------ MATERIAL PROVIDED
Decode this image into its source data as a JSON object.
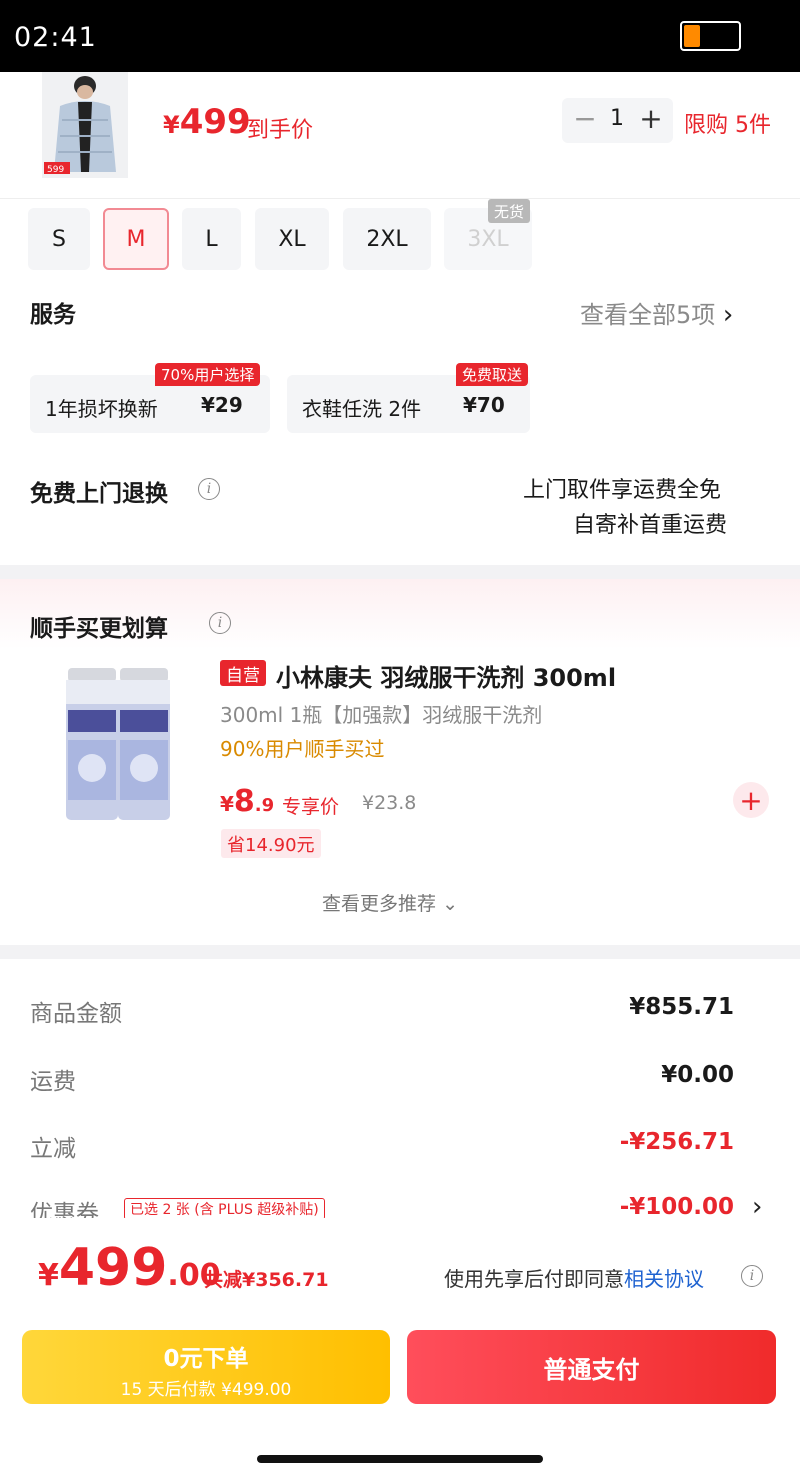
{
  "status": {
    "time": "02:41",
    "battery_icon": "battery-icon"
  },
  "product": {
    "thumb_tag": "599",
    "price_symbol": "¥",
    "price": "499",
    "price_label": "到手价",
    "quantity": "1",
    "limit": "限购 5件"
  },
  "sizes": [
    {
      "label": "S",
      "state": "normal"
    },
    {
      "label": "M",
      "state": "selected"
    },
    {
      "label": "L",
      "state": "normal"
    },
    {
      "label": "XL",
      "state": "normal"
    },
    {
      "label": "2XL",
      "state": "normal"
    },
    {
      "label": "3XL",
      "state": "disabled"
    }
  ],
  "no_stock_label": "无货",
  "service": {
    "title": "服务",
    "view_all": "查看全部5项",
    "items": [
      {
        "name": "1年损坏换新",
        "price": "¥29",
        "badge": "70%用户选择"
      },
      {
        "name": "衣鞋任洗 2件",
        "price": "¥70",
        "badge": "免费取送"
      }
    ]
  },
  "free_return": {
    "title": "免费上门退换",
    "line1": "上门取件享运费全免",
    "line2": "自寄补首重运费"
  },
  "recommend": {
    "title": "顺手买更划算",
    "self_badge": "自营",
    "name": "小林康夫 羽绒服干洗剂 300ml",
    "spec": "300ml 1瓶【加强款】羽绒服干洗剂",
    "bought": "90%用户顺手买过",
    "price_symbol": "¥",
    "price_int": "8",
    "price_dec": ".9",
    "price_label": "专享价",
    "original_price": "¥23.8",
    "save": "省14.90元",
    "more": "查看更多推荐"
  },
  "summary": {
    "goods_label": "商品金额",
    "goods_value": "¥855.71",
    "shipping_label": "运费",
    "shipping_value": "¥0.00",
    "discount_label": "立减",
    "discount_value": "-¥256.71",
    "coupon_label": "优惠券",
    "coupon_tag": "已选 2 张 (含 PLUS 超级补贴)",
    "coupon_value": "-¥100.00"
  },
  "footer": {
    "total_symbol": "¥",
    "total_int": "499",
    "total_dec": ".00",
    "total_save": "共减¥356.71",
    "agree_text": "使用先享后付即同意",
    "agree_link": "相关协议",
    "btn_zero_l1": "0元下单",
    "btn_zero_l2": "15 天后付款 ¥499.00",
    "btn_pay": "普通支付"
  },
  "colors": {
    "accent_red": "#e8262d",
    "yellow": "#ffc800",
    "link_blue": "#1e62d0"
  }
}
------------
> THE REQUEST:
Transcribe every line from the records above without alteration, and leave out the images.

> EXPECTED OUTPUT:
Decode this image into its source data as a JSON object.
{
  "status": {
    "time": "02:41",
    "battery_icon": "battery-icon"
  },
  "product": {
    "thumb_tag": "599",
    "price_symbol": "¥",
    "price": "499",
    "price_label": "到手价",
    "quantity": "1",
    "limit": "限购 5件"
  },
  "sizes": [
    {
      "label": "S",
      "state": "normal"
    },
    {
      "label": "M",
      "state": "selected"
    },
    {
      "label": "L",
      "state": "normal"
    },
    {
      "label": "XL",
      "state": "normal"
    },
    {
      "label": "2XL",
      "state": "normal"
    },
    {
      "label": "3XL",
      "state": "disabled"
    }
  ],
  "no_stock_label": "无货",
  "service": {
    "title": "服务",
    "view_all": "查看全部5项",
    "items": [
      {
        "name": "1年损坏换新",
        "price": "¥29",
        "badge": "70%用户选择"
      },
      {
        "name": "衣鞋任洗 2件",
        "price": "¥70",
        "badge": "免费取送"
      }
    ]
  },
  "free_return": {
    "title": "免费上门退换",
    "line1": "上门取件享运费全免",
    "line2": "自寄补首重运费"
  },
  "recommend": {
    "title": "顺手买更划算",
    "self_badge": "自营",
    "name": "小林康夫 羽绒服干洗剂 300ml",
    "spec": "300ml 1瓶【加强款】羽绒服干洗剂",
    "bought": "90%用户顺手买过",
    "price_symbol": "¥",
    "price_int": "8",
    "price_dec": ".9",
    "price_label": "专享价",
    "original_price": "¥23.8",
    "save": "省14.90元",
    "more": "查看更多推荐"
  },
  "summary": {
    "goods_label": "商品金额",
    "goods_value": "¥855.71",
    "shipping_label": "运费",
    "shipping_value": "¥0.00",
    "discount_label": "立减",
    "discount_value": "-¥256.71",
    "coupon_label": "优惠券",
    "coupon_tag": "已选 2 张 (含 PLUS 超级补贴)",
    "coupon_value": "-¥100.00"
  },
  "footer": {
    "total_symbol": "¥",
    "total_int": "499",
    "total_dec": ".00",
    "total_save": "共减¥356.71",
    "agree_text": "使用先享后付即同意",
    "agree_link": "相关协议",
    "btn_zero_l1": "0元下单",
    "btn_zero_l2": "15 天后付款 ¥499.00",
    "btn_pay": "普通支付"
  },
  "colors": {
    "accent_red": "#e8262d",
    "yellow": "#ffc800",
    "link_blue": "#1e62d0"
  }
}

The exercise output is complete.